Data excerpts

▽

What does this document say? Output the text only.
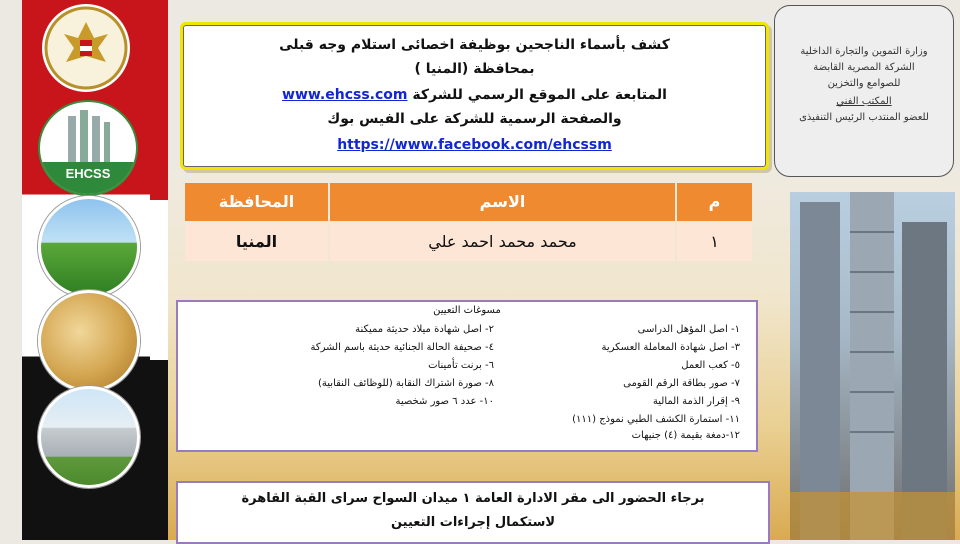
EHCSS
كشف بأسماء الناجحين بوظيفة اخصائى استلام وجه قبلى
بمحافظة (المنيا )
المتابعة على الموقع الرسمي للشركة www.ehcss.com
والصفحة الرسمية للشركة على الفيس بوك
https://www.facebook.com/ehcssm
وزارة التموين والتجارة الداخلية
الشركة المصرية القابضة
للصوامع والتخزين
المكتب الفني
للعضو المنتدب الرئيس التنفيذى
المحافظة	الاسم	م
المنيا	محمد محمد احمد علي	١
مسوغات التعيين
١- اصل المؤهل الدراسى
٣- اصل شهادة المعاملة العسكرية
٥- كعب العمل
٧- صور بطاقة الرقم القومى
٩- إقرار الذمة المالية
١١- استمارة الكشف الطبي نموذج (١١١)
١٢-دمغة بقيمة (٤) جنيهات
٢- اصل شهادة ميلاد حديثة مميكنة
٤- صحيفة الحالة الجنائية حديثة باسم الشركة
٦- برنت تأمينات
٨- صورة اشتراك النقابة (للوظائف النقابية)
١٠- عدد ٦ صور شخصية
برجاء الحضور الى مقر الادارة العامة ١ ميدان السواح سراى القبة القاهرة
لاستكمال إجراءات التعيين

△

Quote every record above exactly, leaving out the pictures.

= Response to this exercise =
What does this document say? Output the text only.
EHCSS
كشف بأسماء الناجحين بوظيفة اخصائى استلام وجه قبلى
بمحافظة (المنيا )
المتابعة على الموقع الرسمي للشركة www.ehcss.com
والصفحة الرسمية للشركة على الفيس بوك
https://www.facebook.com/ehcssm
وزارة التموين والتجارة الداخلية
الشركة المصرية القابضة
للصوامع والتخزين
المكتب الفني
للعضو المنتدب الرئيس التنفيذى
المحافظة	الاسم	م
المنيا	محمد محمد احمد علي	١
مسوغات التعيين
١- اصل المؤهل الدراسى
٣- اصل شهادة المعاملة العسكرية
٥- كعب العمل
٧- صور بطاقة الرقم القومى
٩- إقرار الذمة المالية
١١- استمارة الكشف الطبي نموذج (١١١)
١٢-دمغة بقيمة (٤) جنيهات
٢- اصل شهادة ميلاد حديثة مميكنة
٤- صحيفة الحالة الجنائية حديثة باسم الشركة
٦- برنت تأمينات
٨- صورة اشتراك النقابة (للوظائف النقابية)
١٠- عدد ٦ صور شخصية
برجاء الحضور الى مقر الادارة العامة ١ ميدان السواح سراى القبة القاهرة
لاستكمال إجراءات التعيين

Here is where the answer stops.